(Records from a data collection)
──────────

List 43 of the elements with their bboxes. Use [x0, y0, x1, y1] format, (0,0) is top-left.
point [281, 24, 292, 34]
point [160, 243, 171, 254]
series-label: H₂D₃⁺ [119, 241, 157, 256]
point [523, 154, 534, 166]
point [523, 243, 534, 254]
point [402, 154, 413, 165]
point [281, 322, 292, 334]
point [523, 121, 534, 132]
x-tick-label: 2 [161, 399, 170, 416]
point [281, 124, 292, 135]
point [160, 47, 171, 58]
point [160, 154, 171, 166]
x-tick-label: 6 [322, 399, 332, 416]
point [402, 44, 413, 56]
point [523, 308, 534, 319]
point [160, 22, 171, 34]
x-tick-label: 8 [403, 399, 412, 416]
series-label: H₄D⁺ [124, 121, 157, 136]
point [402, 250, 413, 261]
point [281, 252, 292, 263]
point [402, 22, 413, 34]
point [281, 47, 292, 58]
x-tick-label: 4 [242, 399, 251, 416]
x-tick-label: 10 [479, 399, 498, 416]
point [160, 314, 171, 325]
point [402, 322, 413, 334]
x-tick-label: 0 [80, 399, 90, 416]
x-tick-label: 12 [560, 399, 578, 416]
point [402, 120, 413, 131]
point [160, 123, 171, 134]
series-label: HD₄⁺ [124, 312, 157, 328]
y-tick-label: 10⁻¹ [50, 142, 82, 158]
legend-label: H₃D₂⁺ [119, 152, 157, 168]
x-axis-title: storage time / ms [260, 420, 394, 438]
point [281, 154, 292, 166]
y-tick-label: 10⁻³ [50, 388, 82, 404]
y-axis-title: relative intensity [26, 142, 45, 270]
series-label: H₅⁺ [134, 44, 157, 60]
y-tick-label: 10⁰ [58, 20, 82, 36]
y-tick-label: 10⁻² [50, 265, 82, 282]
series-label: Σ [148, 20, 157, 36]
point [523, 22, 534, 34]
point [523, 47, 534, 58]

──────────

Determine how many lines of the data above contain the string "title", treating uppercase and lowercase letters as distinct. Give only the number.

▶ WRITTEN SOLUTION:
2